• [A block of data]

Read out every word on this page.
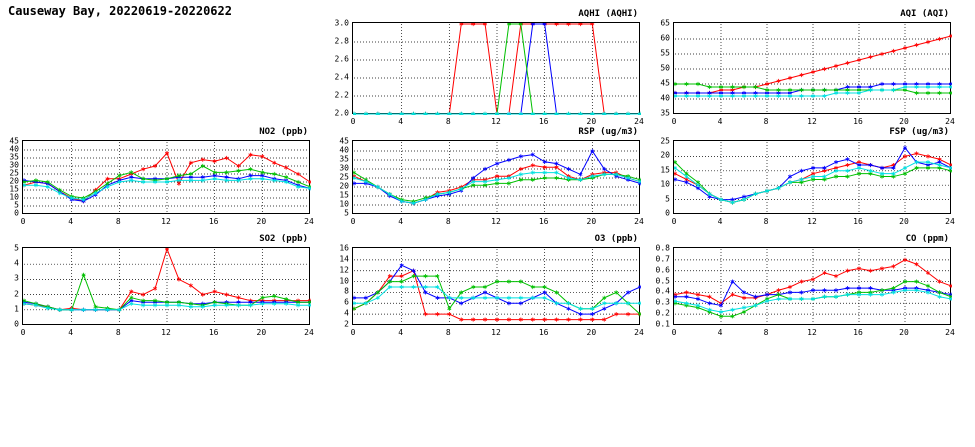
Causeway Bay, 20220619-20220622	AQHI (AQHI)
0	4	8	12	16	20	24
2.0
2.2
2.4
2.6
2.8
3.0
AQI (AQI)
0	4	8	12	16	20	24
35
40
45
50
55
60
65
NO2 (ppb)
0	4	8	12	16	20	24
0
5
10
15
20
25
30
35
40
45
RSP (ug/m3)
0	4	8	12	16	20	24
5
10
15
20
25
30
35
40
45
FSP (ug/m3)
0	4	8	12	16	20	24
0
5
10
15
20
25
SO2 (ppb)
0	4	8	12	16	20	24
0
1
2
3
4
5
O3 (ppb)
0	4	8	12	16	20	24
2
4
6
8
10
12
14
16
CO (ppm)
0	4	8	12	16	20	24
0.1
0.2
0.3
0.4
0.5
0.6
0.7
0.8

• [Aim of the exercise] Write out the listing word for word, omitting the pictures it holds.

• [Task response]
Read out every word on this page.
Causeway Bay, 20220619-20220622	AQHI (AQHI)
0	4	8	12	16	20	24
2.0
2.2
2.4
2.6
2.8
3.0
AQI (AQI)
0	4	8	12	16	20	24
35
40
45
50
55
60
65
NO2 (ppb)
0	4	8	12	16	20	24
0
5
10
15
20
25
30
35
40
45
RSP (ug/m3)
0	4	8	12	16	20	24
5
10
15
20
25
30
35
40
45
FSP (ug/m3)
0	4	8	12	16	20	24
0
5
10
15
20
25
SO2 (ppb)
0	4	8	12	16	20	24
0
1
2
3
4
5
O3 (ppb)
0	4	8	12	16	20	24
2
4
6
8
10
12
14
16
CO (ppm)
0	4	8	12	16	20	24
0.1
0.2
0.3
0.4
0.5
0.6
0.7
0.8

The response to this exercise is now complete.